- _Task to complete_: Bring together all lines of the material below that contain the string "Step".

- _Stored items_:
"""

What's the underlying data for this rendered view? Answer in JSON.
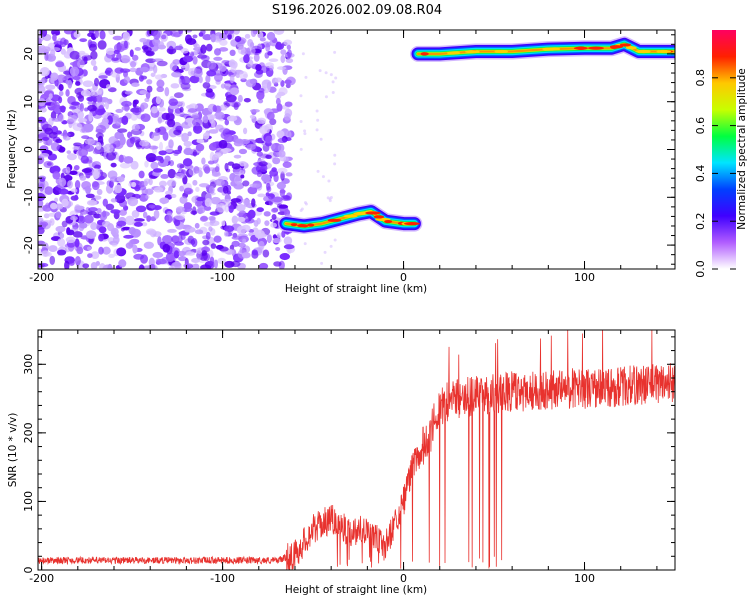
{
  "title": "S196.2026.002.09.08.R04",
  "chart_data": [
    {
      "type": "heatmap",
      "name": "spectrogram",
      "xlabel": "Height of straight line (km)",
      "ylabel": "Frequency (Hz)",
      "xlim": [
        -202,
        150
      ],
      "ylim": [
        -25,
        25
      ],
      "xticks": [
        -200,
        -100,
        0,
        100
      ],
      "xtick_labels": [
        "-200",
        "-100",
        "0",
        "100"
      ],
      "yticks": [
        -20,
        -10,
        0,
        10,
        20
      ],
      "ytick_labels": [
        "-20",
        "-10",
        "0",
        "10",
        "20"
      ],
      "noise_region_x": [
        -202,
        -62
      ],
      "gap_region_x": [
        -62,
        8
      ],
      "signal_segments": [
        {
          "x": [
            -65,
            -55,
            -45,
            -35,
            -25,
            -18,
            -10,
            0,
            6
          ],
          "y": [
            -15.5,
            -16,
            -15.5,
            -14.5,
            -13.5,
            -13,
            -15,
            -15.5,
            -15.5
          ]
        },
        {
          "x": [
            8,
            20,
            40,
            60,
            80,
            100,
            115,
            122,
            130,
            150
          ],
          "y": [
            20,
            20,
            20.5,
            20.5,
            21,
            21.2,
            21.2,
            22,
            20.5,
            20.5
          ]
        }
      ]
    },
    {
      "type": "line",
      "name": "snr",
      "xlabel": "Height of straight line (km)",
      "ylabel": "SNR (10 * v/v)",
      "xlim": [
        -202,
        150
      ],
      "ylim": [
        0,
        350
      ],
      "xticks": [
        -200,
        -100,
        0,
        100
      ],
      "xtick_labels": [
        "-200",
        "-100",
        "0",
        "100"
      ],
      "yticks": [
        0,
        100,
        200,
        300
      ],
      "ytick_labels": [
        "0",
        "100",
        "200",
        "300"
      ],
      "color": "#e8322e",
      "trend": {
        "x": [
          -202,
          -70,
          -60,
          -50,
          -40,
          -30,
          -20,
          -15,
          -10,
          0,
          5,
          10,
          15,
          20,
          30,
          50,
          70,
          90,
          110,
          130,
          150
        ],
        "y": [
          14,
          14,
          22,
          60,
          75,
          55,
          62,
          45,
          35,
          100,
          150,
          175,
          200,
          240,
          250,
          258,
          262,
          265,
          265,
          270,
          275
        ]
      }
    }
  ],
  "colorbar": {
    "label": "Normalized spectral amplitude",
    "ticks": [
      0.0,
      0.2,
      0.4,
      0.6,
      0.8
    ],
    "tick_labels": [
      "0.0",
      "0.2",
      "0.4",
      "0.6",
      "0.8"
    ],
    "colors": [
      "#ffffff",
      "#b15dff",
      "#3f00ff",
      "#0040ff",
      "#00e5ff",
      "#00ff40",
      "#c8ff00",
      "#ffc800",
      "#ff2000",
      "#ff0060"
    ]
  }
}
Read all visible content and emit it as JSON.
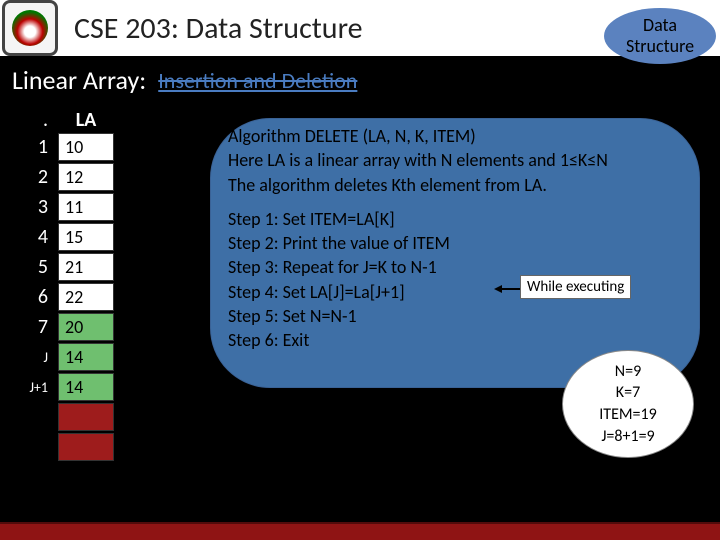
{
  "header": {
    "title": "CSE 203: Data Structure",
    "badge_line1": "Data",
    "badge_line2": "Structure"
  },
  "subtitle": {
    "label": "Linear Array:",
    "topic": "Insertion and Deletion"
  },
  "array": {
    "dot": ".",
    "header": "LA",
    "rows": [
      {
        "idx": "1",
        "val": "10",
        "bg": "#ffffff",
        "small": false
      },
      {
        "idx": "2",
        "val": "12",
        "bg": "#ffffff",
        "small": false
      },
      {
        "idx": "3",
        "val": "11",
        "bg": "#ffffff",
        "small": false
      },
      {
        "idx": "4",
        "val": "15",
        "bg": "#ffffff",
        "small": false
      },
      {
        "idx": "5",
        "val": "21",
        "bg": "#ffffff",
        "small": false
      },
      {
        "idx": "6",
        "val": "22",
        "bg": "#ffffff",
        "small": false
      },
      {
        "idx": "7",
        "val": "20",
        "bg": "#6fbf6f",
        "small": false
      },
      {
        "idx": "J",
        "val": "14",
        "bg": "#6fbf6f",
        "small": true
      },
      {
        "idx": "J+1",
        "val": "14",
        "bg": "#6fbf6f",
        "small": true
      },
      {
        "idx": "",
        "val": "",
        "bg": "#9e1c1c",
        "small": false
      },
      {
        "idx": "",
        "val": "",
        "bg": "#9e1c1c",
        "small": false
      }
    ]
  },
  "algorithm": {
    "line1": "Algorithm DELETE (LA, N, K, ITEM)",
    "line2": "Here LA is a linear array with N elements and 1≤K≤N",
    "line3": "The algorithm deletes Kth element from LA.",
    "step1": "Step 1: Set ITEM=LA[K]",
    "step2": "Step 2: Print the value of ITEM",
    "step3": "Step 3: Repeat for J=K to N-1",
    "step4": "Step 4: Set LA[J]=La[J+1]",
    "step5": "Step 5: Set N=N-1",
    "step6": "Step 6: Exit"
  },
  "annotation": {
    "while_label": "While executing"
  },
  "state": {
    "l1": "N=9",
    "l2": "K=7",
    "l3": "ITEM=19",
    "l4": "J=8+1=9"
  },
  "colors": {
    "slide_bg": "#000000",
    "header_bg": "#ffffff",
    "badge_bg": "#5b82bf",
    "algo_bg": "#3e6fa6",
    "bottom_bar": "#8f1414",
    "cell_green": "#6fbf6f",
    "cell_red": "#9e1c1c",
    "cell_white": "#ffffff",
    "link_blue": "#4a7cc1"
  }
}
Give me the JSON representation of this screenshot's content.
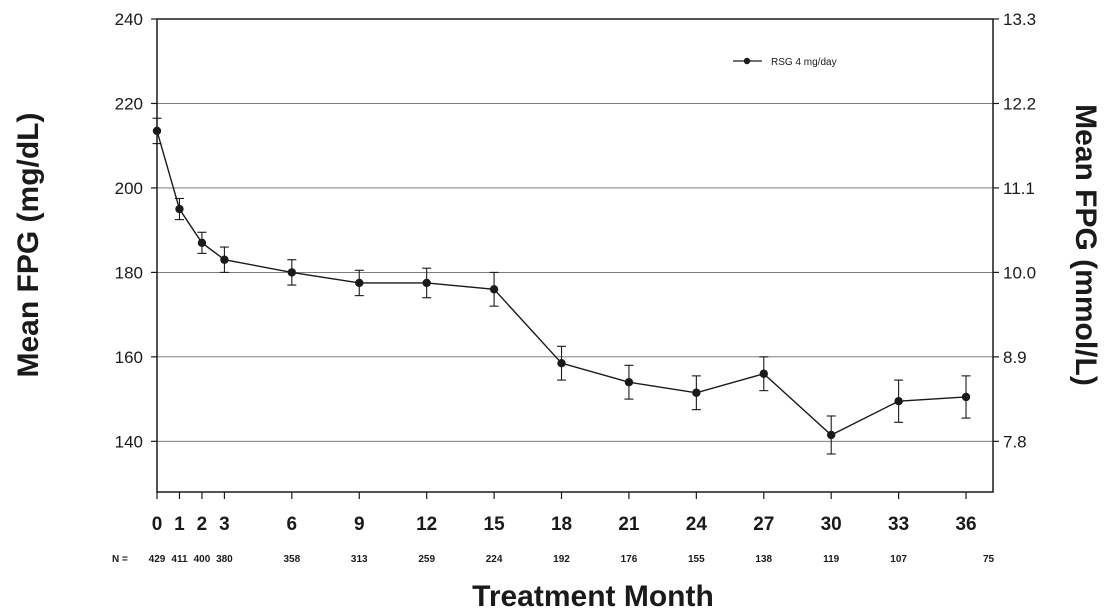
{
  "chart_data": {
    "type": "line",
    "xlabel": "Treatment Month",
    "ylabel": "Mean FPG (mg/dL)",
    "y2label": "Mean FPG (mmol/L)",
    "ylim": [
      128,
      240
    ],
    "y_ticks": [
      140,
      160,
      180,
      200,
      220,
      240
    ],
    "y2_ticks": [
      {
        "label": "7.8",
        "at": 140
      },
      {
        "label": "8.9",
        "at": 160
      },
      {
        "label": "10.0",
        "at": 180
      },
      {
        "label": "11.1",
        "at": 200
      },
      {
        "label": "12.2",
        "at": 220
      },
      {
        "label": "13.3",
        "at": 240
      }
    ],
    "xlim": [
      0,
      37.2
    ],
    "x_ticks": [
      0,
      1,
      2,
      3,
      6,
      9,
      12,
      15,
      18,
      21,
      24,
      27,
      30,
      33,
      36
    ],
    "grid": "horizontal",
    "legend_position": "top-right",
    "series": [
      {
        "name": "RSG 4 mg/day",
        "x": [
          0,
          1,
          2,
          3,
          6,
          9,
          12,
          15,
          18,
          21,
          24,
          27,
          30,
          33,
          36
        ],
        "y": [
          213.5,
          195,
          187,
          183,
          180,
          177.5,
          177.5,
          176,
          158.5,
          154,
          151.5,
          156,
          141.5,
          149.5,
          150.5
        ],
        "error": [
          3,
          2.5,
          2.5,
          3,
          3,
          3,
          3.5,
          4,
          4,
          4,
          4,
          4,
          4.5,
          5,
          5
        ]
      }
    ],
    "n_label": "N =",
    "n_counts": [
      {
        "x": 0,
        "value": "429"
      },
      {
        "x": 1,
        "value": "411"
      },
      {
        "x": 2,
        "value": "400"
      },
      {
        "x": 3,
        "value": "380"
      },
      {
        "x": 6,
        "value": "358"
      },
      {
        "x": 9,
        "value": "313"
      },
      {
        "x": 12,
        "value": "259"
      },
      {
        "x": 15,
        "value": "224"
      },
      {
        "x": 18,
        "value": "192"
      },
      {
        "x": 21,
        "value": "176"
      },
      {
        "x": 24,
        "value": "155"
      },
      {
        "x": 27,
        "value": "138"
      },
      {
        "x": 30,
        "value": "119"
      },
      {
        "x": 33,
        "value": "107"
      },
      {
        "x": 37,
        "value": "75"
      }
    ]
  },
  "colors": {
    "line": "#1a1a1a",
    "grid": "#6a6a6a",
    "frame": "#1a1a1a",
    "background": "#ffffff"
  }
}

"""

- _Solution for this exercise_:
    "step1": "Step 1: Set ITEM=LA[K]",
    "step2": "Step 2: Print the value of ITEM",
    "step3": "Step 3: Repeat for J=K to N-1",
    "step4": "Step 4: Set LA[J]=La[J+1]",
    "step5": "Step 5: Set N=N-1",
    "step6": "Step 6: Exit"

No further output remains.